**MATERIAL FOR THIS TASK:**
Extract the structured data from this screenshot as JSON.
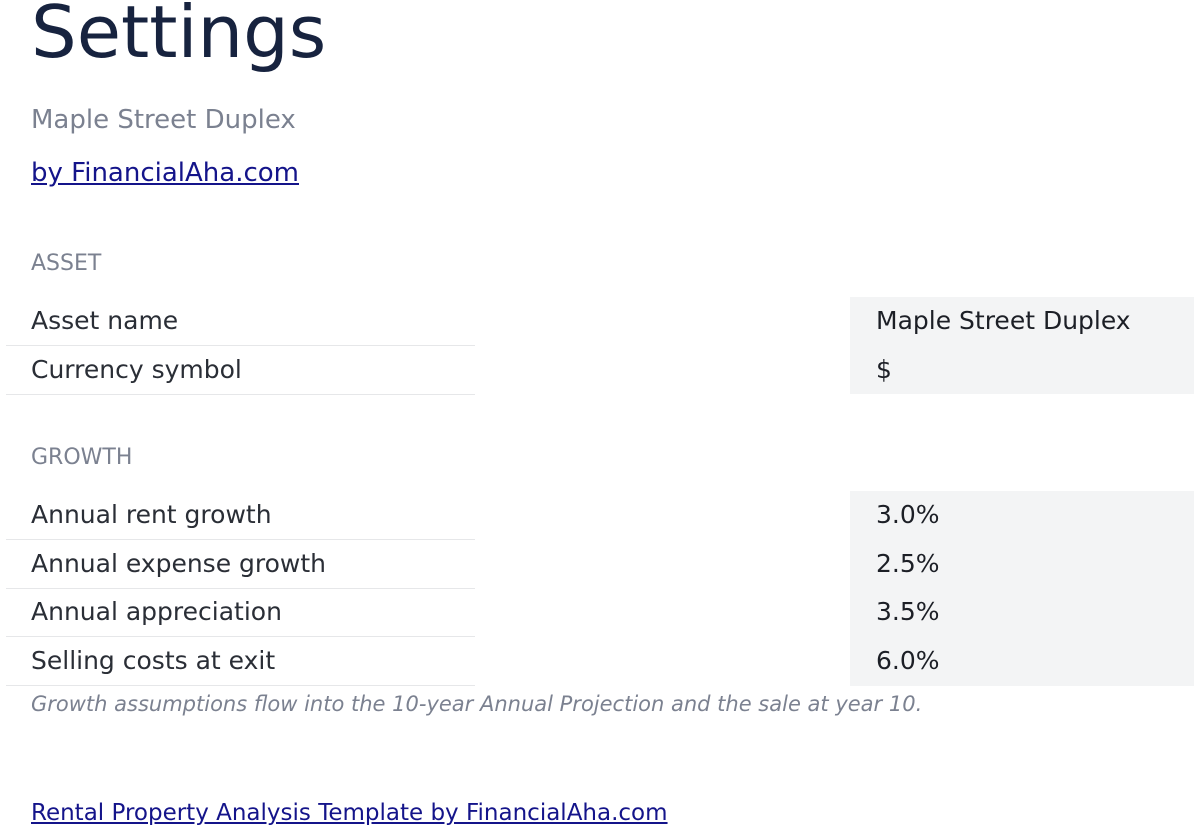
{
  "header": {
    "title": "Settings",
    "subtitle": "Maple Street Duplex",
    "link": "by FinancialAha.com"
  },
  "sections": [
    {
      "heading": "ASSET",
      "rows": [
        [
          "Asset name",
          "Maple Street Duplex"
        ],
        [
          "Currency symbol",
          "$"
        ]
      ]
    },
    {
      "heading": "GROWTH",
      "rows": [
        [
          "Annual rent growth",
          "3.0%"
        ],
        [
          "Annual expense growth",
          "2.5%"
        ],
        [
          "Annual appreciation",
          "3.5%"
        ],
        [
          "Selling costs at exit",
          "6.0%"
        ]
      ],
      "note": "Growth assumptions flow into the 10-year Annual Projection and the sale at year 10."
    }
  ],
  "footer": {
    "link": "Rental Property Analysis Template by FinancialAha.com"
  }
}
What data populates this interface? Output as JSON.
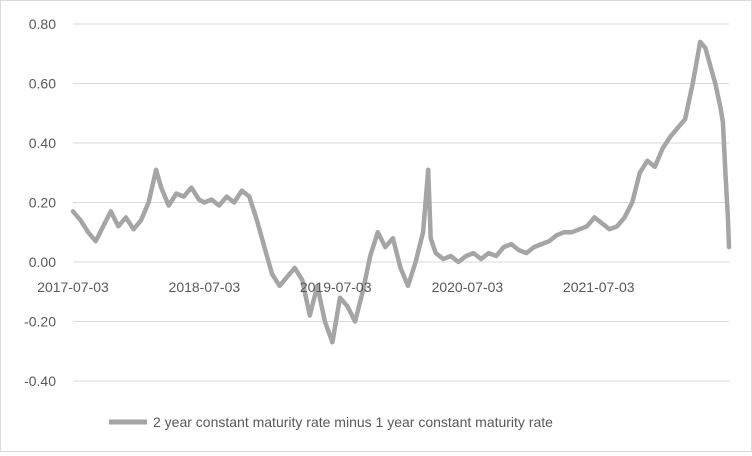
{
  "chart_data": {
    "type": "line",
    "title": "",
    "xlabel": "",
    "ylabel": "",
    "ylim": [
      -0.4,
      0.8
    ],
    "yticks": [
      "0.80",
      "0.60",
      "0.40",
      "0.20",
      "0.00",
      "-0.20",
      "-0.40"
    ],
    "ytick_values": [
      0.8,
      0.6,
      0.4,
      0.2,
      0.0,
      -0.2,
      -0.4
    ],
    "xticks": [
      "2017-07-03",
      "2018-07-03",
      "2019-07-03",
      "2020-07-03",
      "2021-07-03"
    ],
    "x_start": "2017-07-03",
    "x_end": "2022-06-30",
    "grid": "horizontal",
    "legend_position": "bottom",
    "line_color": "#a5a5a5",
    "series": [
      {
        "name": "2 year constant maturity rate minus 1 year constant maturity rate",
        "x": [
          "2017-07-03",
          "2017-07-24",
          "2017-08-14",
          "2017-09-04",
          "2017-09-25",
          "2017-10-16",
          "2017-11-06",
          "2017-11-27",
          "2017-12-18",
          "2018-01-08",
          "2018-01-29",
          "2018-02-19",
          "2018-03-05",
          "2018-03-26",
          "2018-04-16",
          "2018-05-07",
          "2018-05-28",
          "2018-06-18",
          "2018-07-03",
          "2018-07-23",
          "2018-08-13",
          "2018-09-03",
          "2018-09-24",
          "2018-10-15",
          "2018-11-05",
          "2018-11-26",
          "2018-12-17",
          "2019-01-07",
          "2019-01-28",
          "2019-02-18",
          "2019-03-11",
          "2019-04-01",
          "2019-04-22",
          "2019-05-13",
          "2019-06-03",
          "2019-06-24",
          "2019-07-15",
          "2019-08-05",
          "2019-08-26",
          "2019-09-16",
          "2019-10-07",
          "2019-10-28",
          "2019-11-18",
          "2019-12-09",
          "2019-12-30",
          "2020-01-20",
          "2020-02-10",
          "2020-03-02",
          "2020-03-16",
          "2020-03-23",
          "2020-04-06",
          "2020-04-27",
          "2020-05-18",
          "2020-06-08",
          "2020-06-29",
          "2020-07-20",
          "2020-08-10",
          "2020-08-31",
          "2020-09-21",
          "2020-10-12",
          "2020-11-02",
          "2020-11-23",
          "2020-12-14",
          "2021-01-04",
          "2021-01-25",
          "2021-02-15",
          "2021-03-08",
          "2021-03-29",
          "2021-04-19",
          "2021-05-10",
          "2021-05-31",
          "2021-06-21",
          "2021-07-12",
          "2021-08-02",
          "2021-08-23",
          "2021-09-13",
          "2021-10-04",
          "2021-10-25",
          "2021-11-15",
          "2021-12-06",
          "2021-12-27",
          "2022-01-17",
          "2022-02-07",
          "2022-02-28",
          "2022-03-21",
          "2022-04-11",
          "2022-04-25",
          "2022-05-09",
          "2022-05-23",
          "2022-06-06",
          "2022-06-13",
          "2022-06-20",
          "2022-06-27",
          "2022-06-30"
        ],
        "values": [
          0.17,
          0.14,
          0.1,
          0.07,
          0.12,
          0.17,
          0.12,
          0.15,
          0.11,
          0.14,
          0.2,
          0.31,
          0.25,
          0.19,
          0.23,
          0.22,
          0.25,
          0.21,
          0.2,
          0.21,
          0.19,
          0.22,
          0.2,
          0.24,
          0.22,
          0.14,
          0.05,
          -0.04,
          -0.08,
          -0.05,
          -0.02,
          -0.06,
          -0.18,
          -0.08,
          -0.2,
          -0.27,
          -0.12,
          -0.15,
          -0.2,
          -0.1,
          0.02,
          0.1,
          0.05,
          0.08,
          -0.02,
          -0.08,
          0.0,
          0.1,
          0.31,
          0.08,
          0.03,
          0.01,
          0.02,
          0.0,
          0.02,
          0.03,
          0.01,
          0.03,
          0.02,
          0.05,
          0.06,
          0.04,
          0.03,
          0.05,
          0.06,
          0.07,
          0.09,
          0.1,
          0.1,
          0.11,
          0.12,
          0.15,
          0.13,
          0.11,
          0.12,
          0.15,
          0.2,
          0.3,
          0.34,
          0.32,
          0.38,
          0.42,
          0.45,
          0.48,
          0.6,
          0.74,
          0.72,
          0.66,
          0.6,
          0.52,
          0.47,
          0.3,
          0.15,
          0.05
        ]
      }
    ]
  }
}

...

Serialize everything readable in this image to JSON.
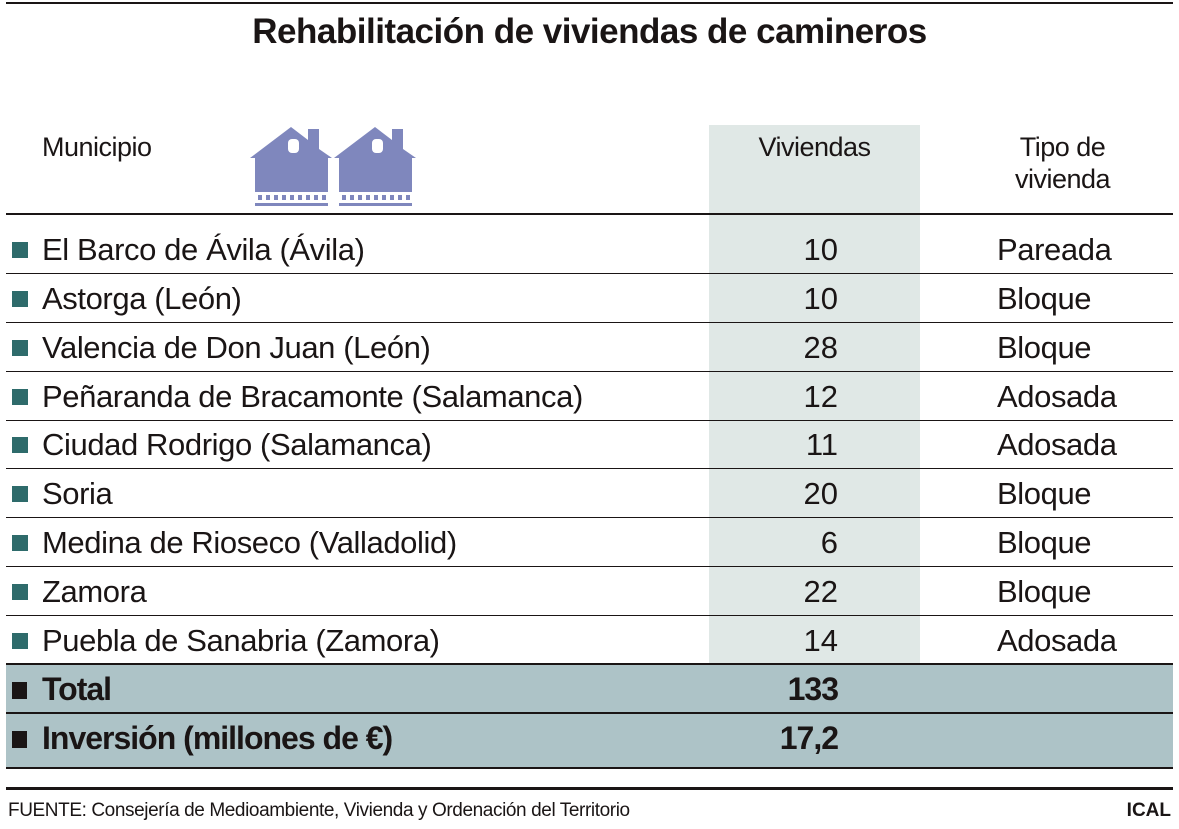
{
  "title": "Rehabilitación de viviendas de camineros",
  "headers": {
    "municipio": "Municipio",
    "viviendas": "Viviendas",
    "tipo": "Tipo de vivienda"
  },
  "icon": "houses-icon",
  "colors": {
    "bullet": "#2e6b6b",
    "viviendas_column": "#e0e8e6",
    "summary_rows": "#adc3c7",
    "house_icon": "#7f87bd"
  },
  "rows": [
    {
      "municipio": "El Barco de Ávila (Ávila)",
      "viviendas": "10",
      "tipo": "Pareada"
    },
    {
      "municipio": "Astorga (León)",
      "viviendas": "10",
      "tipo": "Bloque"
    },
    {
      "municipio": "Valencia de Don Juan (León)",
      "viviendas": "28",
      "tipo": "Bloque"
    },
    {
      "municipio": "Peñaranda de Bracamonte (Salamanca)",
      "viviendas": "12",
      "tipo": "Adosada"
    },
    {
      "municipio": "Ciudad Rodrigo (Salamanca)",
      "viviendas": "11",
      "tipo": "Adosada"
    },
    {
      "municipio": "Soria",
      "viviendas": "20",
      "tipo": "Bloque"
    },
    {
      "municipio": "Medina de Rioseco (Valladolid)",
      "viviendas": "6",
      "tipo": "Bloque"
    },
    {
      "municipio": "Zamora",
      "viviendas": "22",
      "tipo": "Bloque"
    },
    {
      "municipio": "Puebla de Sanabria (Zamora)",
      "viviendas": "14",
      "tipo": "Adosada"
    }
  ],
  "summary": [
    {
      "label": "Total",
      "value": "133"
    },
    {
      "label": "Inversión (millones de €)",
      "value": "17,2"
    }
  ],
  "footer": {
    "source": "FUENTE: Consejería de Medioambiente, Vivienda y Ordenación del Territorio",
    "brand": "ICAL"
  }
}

==

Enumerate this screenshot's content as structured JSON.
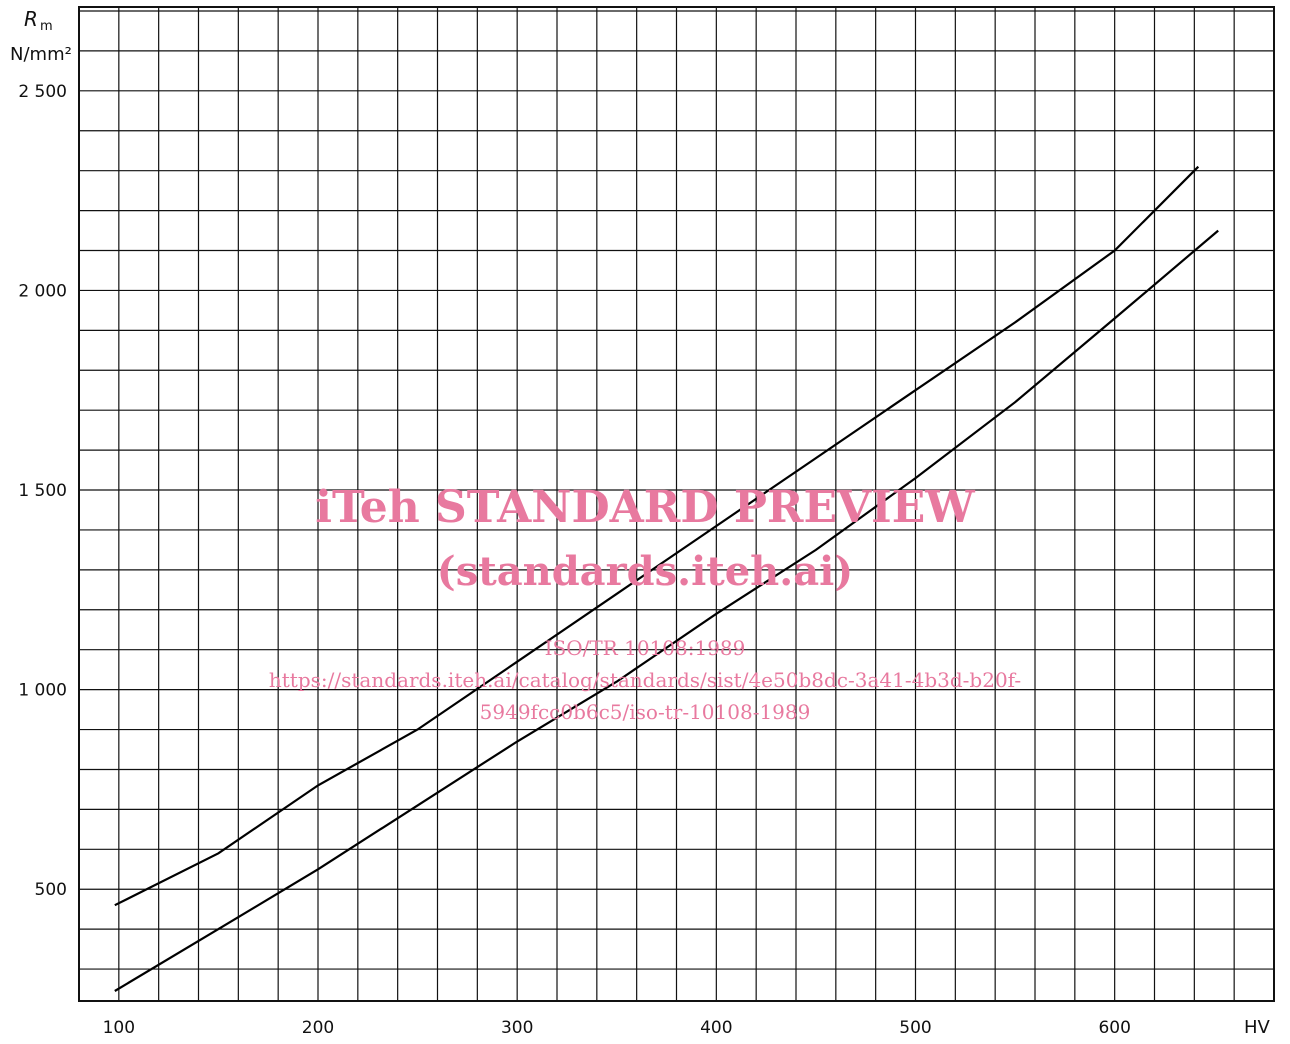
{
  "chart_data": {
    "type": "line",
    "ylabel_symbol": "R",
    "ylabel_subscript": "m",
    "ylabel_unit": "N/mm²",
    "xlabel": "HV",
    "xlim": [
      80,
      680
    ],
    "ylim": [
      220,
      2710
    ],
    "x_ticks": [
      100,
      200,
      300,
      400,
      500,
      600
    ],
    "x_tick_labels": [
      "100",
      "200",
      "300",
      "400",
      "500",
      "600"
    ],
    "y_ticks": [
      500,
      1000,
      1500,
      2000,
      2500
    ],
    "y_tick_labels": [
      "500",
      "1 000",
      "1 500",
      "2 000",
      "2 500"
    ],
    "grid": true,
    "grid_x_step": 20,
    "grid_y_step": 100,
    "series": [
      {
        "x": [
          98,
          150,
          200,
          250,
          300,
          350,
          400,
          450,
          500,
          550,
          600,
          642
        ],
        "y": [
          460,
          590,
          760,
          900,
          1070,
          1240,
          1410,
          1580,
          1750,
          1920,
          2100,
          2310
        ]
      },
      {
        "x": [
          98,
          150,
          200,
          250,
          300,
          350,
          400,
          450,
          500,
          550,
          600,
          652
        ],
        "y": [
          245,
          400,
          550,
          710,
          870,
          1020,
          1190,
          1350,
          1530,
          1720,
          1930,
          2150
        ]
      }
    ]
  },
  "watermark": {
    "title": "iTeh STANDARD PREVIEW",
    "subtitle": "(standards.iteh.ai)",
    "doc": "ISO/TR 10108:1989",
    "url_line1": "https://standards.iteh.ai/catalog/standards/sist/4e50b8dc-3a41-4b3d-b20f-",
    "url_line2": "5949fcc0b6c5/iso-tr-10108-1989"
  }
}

**INSTRUCTION:** Gather all lines from the listing above in which "FinancialAha" occurs.

**ANSWER BELOW:**
    "link": "by FinancialAha.com"
    "link": "Rental Property Analysis Template by FinancialAha.com"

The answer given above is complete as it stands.